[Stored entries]
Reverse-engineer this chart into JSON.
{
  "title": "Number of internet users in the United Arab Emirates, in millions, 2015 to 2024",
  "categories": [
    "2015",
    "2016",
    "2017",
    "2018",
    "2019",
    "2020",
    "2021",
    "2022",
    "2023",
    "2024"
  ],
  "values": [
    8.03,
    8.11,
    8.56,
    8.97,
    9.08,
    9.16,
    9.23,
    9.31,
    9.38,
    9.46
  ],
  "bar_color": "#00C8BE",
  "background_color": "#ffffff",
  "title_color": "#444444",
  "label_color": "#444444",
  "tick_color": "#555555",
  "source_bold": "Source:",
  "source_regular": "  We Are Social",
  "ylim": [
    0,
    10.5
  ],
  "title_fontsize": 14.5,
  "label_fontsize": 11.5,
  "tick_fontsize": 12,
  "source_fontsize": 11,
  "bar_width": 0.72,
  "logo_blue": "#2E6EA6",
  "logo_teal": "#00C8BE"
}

--

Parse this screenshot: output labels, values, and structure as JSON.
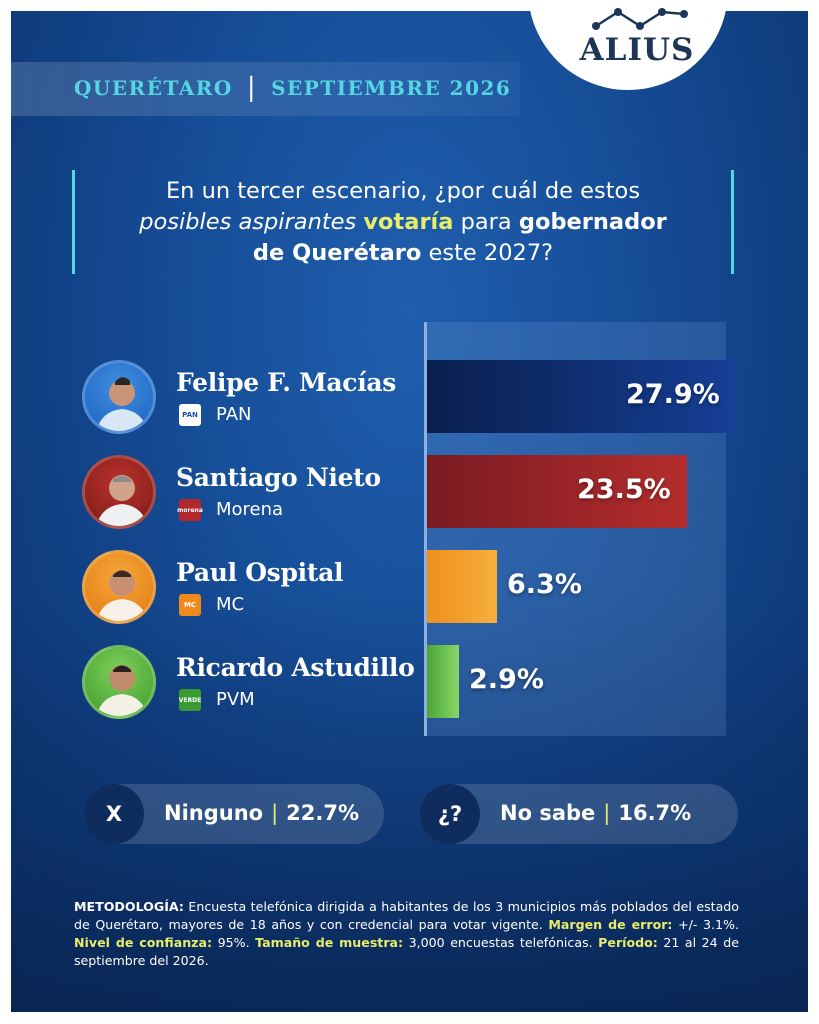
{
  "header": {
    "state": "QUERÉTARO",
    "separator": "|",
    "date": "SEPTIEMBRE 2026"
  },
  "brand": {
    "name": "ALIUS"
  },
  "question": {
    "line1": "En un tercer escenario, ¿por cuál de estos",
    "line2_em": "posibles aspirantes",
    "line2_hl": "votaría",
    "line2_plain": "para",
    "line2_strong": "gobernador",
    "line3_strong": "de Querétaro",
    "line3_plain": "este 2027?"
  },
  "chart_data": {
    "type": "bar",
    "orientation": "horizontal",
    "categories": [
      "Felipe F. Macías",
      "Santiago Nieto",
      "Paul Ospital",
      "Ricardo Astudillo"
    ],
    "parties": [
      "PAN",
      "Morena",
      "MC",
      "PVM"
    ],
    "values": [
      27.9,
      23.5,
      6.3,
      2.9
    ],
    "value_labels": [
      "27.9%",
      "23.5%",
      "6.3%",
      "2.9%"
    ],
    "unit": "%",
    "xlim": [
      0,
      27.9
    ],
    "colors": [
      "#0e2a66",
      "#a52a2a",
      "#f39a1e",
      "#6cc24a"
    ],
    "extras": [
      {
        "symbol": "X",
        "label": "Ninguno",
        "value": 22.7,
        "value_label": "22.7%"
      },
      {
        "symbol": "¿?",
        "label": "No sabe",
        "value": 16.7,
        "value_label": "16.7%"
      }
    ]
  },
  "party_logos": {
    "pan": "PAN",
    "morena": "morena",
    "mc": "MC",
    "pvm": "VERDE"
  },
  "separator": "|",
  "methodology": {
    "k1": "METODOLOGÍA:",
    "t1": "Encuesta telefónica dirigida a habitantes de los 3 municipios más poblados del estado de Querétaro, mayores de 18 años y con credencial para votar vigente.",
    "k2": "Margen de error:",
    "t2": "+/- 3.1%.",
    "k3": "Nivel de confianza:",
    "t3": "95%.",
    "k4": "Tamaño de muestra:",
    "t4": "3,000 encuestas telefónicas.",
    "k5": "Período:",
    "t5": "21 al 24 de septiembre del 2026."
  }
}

▶ _TASK TO COMPLETE_
Look through the data above. Copy every line with the string "this" in it.

▶ _WRITTEN REPLY_
Reverse-engineer this chart into JSON.
Parse this screenshot: output labels, values, and structure as JSON.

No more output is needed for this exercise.